REQUEST 1
In the excerpt on data property rights, which journal published the Gabisch and Milne findings?

EXCERPTED PASSAGE
☆ ☆ ☆ ☆
Further, and even more practically, a property right in data isn’t needed to establish consumer privacy rights. For evidence of this fact, one only needs only to consult the current laws in the United States. The Gramm-Leach-Bliley Act (GLBA), the Fair Credit Reporting Act (FCRA), the Children’s Online Privacy Protection Act (COPPA), and the California Consumer Privacy Act (CCPA), just to name a few, all protect privacy without creating property rights. As Stanford Law Professor Lothar Determann has said quite bluntly, “no one owns data” because data are already “subject to a complex landscape of access rights and restrictions.”[8] Privacy regulation already defines certain kinds of entitlements to control and contract upon data. Adding a superordinate property right on top of these existing restrictions would make the entire enterprise all that more complicated and undermine current efforts to grant consumers control. If data property rights were implemented, for example, would an individual be able to limit critical information from being shared with credit rating agencies?

Determann isn’t the only scholar of privacy who opposes propertization efforts. Technologist Larry Downes has been critical of the idea and instead prefers the current licensing model since it “recognizes that most information with economic value is the collaborative creation of multiple sources, including individuals and service providers.”[9] Law Professor Julie Cohen has argued against privacy as property as well since it doesn’t uphold the values of autonomy and participation that are so central to privacy.[10] European law professor Bart Schermer agreed with Cohen when the issue was raised in 2015 as an alternative to the European Union’s (EU) General Data Protection Regulation (GDPR), saying that “Reducing the discussion about privacy and personal data to a discussion about ownership oversimplifies the discussion about privacy in the information society and may lead to sub-optimal results when it comes to regulating the use of personal data.”[11] But Dr. Mark MacCarthy of Georgetown University said it best, laying out the world of data property rights as “a privacy nightmare rather than a privacy paradise.”[12] As much as there is disagreement in privacy advocacy and scholarship, there is consistent agreement that propertizing data has serious limits.

Finally, pricing data, which is one stated goal of data property rights, will have deleterious effects on privacy expectations. As Jason Aaron Gabisch and George R. Milne reported in the Journal of Consumer Marketing, “The findings show that receiving compensation, especially when it is a monetary reward, reduces consumer expectations for privacy protection.”[13]

Valuing Data

Four methods can be employed to value intangibles such as data: income-based methods, market rates, cost methods, and shadow prices.
☆ ☆ ☆ ☆
Coordinate annotation records
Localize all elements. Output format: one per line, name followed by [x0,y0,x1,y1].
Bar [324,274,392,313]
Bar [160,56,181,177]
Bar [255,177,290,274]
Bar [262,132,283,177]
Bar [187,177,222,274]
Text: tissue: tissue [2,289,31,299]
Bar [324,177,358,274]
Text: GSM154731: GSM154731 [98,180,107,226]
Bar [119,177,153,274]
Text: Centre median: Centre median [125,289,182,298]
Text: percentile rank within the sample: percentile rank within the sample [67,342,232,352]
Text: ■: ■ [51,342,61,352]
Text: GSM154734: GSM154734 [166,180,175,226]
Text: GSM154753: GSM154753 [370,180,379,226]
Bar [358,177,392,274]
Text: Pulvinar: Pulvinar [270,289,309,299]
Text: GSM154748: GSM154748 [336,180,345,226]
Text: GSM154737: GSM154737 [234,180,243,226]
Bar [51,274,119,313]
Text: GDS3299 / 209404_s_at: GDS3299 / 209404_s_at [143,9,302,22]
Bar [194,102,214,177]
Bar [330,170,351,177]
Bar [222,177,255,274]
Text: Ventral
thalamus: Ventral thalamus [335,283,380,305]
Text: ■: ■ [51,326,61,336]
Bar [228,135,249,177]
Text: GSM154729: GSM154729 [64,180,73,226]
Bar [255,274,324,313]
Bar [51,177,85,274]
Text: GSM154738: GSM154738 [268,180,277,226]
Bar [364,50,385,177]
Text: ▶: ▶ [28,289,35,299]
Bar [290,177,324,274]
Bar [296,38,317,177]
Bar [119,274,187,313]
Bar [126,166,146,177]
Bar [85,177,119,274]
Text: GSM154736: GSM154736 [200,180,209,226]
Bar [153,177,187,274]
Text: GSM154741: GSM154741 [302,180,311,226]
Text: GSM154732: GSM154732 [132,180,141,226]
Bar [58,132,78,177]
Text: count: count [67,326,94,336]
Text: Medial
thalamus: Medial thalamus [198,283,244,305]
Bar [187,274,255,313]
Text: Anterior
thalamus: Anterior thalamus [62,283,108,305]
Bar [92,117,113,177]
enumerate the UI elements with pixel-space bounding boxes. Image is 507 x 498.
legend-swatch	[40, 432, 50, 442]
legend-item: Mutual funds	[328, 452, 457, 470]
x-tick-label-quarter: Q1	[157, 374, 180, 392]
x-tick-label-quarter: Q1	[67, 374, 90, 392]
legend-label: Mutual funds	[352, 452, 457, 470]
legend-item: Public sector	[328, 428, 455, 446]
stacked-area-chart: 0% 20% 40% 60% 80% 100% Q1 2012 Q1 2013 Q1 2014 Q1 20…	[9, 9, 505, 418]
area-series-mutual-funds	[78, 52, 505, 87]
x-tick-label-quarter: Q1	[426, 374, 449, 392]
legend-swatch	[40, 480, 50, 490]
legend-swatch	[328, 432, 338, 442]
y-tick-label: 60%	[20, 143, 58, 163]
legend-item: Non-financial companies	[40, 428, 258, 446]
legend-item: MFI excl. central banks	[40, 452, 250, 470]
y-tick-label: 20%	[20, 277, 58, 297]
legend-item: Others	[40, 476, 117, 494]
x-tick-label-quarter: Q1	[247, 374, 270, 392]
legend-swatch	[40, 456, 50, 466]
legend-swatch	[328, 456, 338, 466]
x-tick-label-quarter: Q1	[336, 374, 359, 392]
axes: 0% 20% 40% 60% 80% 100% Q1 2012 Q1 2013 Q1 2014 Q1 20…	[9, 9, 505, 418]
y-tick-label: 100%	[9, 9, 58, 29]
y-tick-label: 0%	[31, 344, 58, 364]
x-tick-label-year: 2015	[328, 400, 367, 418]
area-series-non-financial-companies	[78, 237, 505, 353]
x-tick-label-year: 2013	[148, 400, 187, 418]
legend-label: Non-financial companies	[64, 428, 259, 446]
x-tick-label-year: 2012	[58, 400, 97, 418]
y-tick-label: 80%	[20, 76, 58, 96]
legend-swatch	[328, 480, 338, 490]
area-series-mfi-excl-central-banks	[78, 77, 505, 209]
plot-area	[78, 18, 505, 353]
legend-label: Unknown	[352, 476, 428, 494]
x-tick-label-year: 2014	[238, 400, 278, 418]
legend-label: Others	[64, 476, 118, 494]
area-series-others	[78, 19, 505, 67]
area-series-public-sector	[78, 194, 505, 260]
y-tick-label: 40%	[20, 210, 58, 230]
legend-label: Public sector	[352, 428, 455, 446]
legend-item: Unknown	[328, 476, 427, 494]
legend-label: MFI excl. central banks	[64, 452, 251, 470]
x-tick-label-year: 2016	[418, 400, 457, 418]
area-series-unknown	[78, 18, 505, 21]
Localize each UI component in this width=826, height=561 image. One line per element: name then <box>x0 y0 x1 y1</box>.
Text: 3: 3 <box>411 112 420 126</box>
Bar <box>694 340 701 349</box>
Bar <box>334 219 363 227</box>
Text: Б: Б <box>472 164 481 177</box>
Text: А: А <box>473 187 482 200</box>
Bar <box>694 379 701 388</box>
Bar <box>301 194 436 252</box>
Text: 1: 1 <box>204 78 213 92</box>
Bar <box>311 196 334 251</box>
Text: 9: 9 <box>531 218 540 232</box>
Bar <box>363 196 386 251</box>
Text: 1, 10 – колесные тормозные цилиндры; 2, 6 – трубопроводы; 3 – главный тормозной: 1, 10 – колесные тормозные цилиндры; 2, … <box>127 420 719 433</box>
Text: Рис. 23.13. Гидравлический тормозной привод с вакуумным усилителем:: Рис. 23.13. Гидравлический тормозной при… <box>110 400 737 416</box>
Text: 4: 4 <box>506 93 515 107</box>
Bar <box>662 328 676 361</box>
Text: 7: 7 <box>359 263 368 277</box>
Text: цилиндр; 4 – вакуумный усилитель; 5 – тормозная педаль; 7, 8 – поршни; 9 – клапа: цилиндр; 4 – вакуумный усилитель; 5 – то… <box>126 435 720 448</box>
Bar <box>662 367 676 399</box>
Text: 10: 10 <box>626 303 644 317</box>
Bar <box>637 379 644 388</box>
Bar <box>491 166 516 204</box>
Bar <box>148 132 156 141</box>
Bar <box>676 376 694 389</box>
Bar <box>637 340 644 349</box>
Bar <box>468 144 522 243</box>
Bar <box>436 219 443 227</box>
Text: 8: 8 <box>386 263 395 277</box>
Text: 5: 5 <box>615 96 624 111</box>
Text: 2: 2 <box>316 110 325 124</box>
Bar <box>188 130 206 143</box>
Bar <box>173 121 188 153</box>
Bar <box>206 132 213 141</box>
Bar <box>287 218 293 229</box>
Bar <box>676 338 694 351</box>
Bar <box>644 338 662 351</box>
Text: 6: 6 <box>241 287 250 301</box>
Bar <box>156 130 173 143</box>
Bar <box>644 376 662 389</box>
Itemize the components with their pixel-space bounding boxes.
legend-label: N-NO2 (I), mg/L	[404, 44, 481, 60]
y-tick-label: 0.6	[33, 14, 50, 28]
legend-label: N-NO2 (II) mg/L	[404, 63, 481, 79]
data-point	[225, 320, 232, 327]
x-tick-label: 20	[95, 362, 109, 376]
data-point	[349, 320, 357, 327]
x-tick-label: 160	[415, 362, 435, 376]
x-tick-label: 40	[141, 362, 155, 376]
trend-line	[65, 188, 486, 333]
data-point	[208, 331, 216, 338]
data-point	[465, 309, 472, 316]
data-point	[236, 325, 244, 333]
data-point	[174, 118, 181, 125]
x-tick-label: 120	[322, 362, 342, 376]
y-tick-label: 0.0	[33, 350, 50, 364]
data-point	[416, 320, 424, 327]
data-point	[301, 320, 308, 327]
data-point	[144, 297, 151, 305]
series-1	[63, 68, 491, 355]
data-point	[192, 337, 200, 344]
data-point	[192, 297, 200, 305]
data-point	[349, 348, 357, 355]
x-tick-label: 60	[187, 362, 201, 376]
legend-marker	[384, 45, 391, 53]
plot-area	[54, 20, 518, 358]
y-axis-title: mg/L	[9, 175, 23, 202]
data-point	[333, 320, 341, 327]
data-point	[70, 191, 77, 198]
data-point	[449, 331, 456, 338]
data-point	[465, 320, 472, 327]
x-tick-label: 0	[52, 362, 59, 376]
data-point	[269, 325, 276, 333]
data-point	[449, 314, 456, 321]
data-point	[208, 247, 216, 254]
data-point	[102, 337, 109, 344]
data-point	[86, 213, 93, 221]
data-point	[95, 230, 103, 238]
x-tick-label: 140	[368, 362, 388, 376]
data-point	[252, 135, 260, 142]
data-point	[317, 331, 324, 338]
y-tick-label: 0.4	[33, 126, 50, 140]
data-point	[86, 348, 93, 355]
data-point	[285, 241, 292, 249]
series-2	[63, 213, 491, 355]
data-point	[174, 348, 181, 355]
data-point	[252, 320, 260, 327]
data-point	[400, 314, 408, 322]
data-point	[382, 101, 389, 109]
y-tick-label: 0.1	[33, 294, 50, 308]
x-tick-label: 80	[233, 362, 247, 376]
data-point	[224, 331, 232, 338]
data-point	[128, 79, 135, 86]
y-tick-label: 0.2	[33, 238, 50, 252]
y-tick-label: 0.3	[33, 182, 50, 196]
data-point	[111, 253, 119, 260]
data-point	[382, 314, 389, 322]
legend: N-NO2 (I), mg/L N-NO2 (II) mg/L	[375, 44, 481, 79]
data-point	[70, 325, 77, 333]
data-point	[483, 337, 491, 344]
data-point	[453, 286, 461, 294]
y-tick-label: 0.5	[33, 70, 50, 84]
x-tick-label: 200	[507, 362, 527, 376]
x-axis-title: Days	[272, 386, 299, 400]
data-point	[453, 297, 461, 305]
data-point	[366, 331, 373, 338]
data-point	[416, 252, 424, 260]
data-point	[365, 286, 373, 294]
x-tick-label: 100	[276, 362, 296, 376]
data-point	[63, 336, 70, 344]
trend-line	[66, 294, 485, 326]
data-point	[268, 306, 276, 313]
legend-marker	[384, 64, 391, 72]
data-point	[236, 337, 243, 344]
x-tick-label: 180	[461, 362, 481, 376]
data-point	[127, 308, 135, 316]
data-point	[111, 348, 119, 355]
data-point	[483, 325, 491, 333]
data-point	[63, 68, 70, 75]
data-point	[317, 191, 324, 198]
☆ ☆ ☆ ☆
REQUEST 2
Write out the rows word for word, everything from the very first row down to the row containing "thalamus: Medial thalamus [198,283,244,305]", with both of those rows included.

FINAL ANSWER 1
The Journal of Consumer Marketing.

FINAL ANSWER 2
Localize all elements. Output format: one per line, name followed by [x0,y0,x1,y1].
Bar [324,274,392,313]
Bar [160,56,181,177]
Bar [255,177,290,274]
Bar [262,132,283,177]
Bar [187,177,222,274]
Text: tissue: tissue [2,289,31,299]
Bar [324,177,358,274]
Text: GSM154731: GSM154731 [98,180,107,226]
Bar [119,177,153,274]
Text: Centre median: Centre median [125,289,182,298]
Text: percentile rank within the sample: percentile rank within the sample [67,342,232,352]
Text: ■: ■ [51,342,61,352]
Text: GSM154734: GSM154734 [166,180,175,226]
Text: GSM154753: GSM154753 [370,180,379,226]
Bar [358,177,392,274]
Text: Pulvinar: Pulvinar [270,289,309,299]
Text: GSM154748: GSM154748 [336,180,345,226]
Text: GSM154737: GSM154737 [234,180,243,226]
Bar [51,274,119,313]
Text: GDS3299 / 209404_s_at: GDS3299 / 209404_s_at [143,9,302,22]
Bar [194,102,214,177]
Bar [330,170,351,177]
Bar [222,177,255,274]
Text: Ventral
thalamus: Ventral thalamus [335,283,380,305]
Text: ■: ■ [51,326,61,336]
Bar [228,135,249,177]
Text: GSM154729: GSM154729 [64,180,73,226]
Bar [255,274,324,313]
Bar [51,177,85,274]
Text: GSM154738: GSM154738 [268,180,277,226]
Bar [364,50,385,177]
Text: ▶: ▶ [28,289,35,299]
Bar [290,177,324,274]
Bar [296,38,317,177]
Bar [119,274,187,313]
Bar [126,166,146,177]
Bar [85,177,119,274]
Text: GSM154736: GSM154736 [200,180,209,226]
Bar [153,177,187,274]
Text: GSM154741: GSM154741 [302,180,311,226]
Text: GSM154732: GSM154732 [132,180,141,226]
Bar [58,132,78,177]
Text: count: count [67,326,94,336]
Text: Medial
thalamus: Medial thalamus [198,283,244,305]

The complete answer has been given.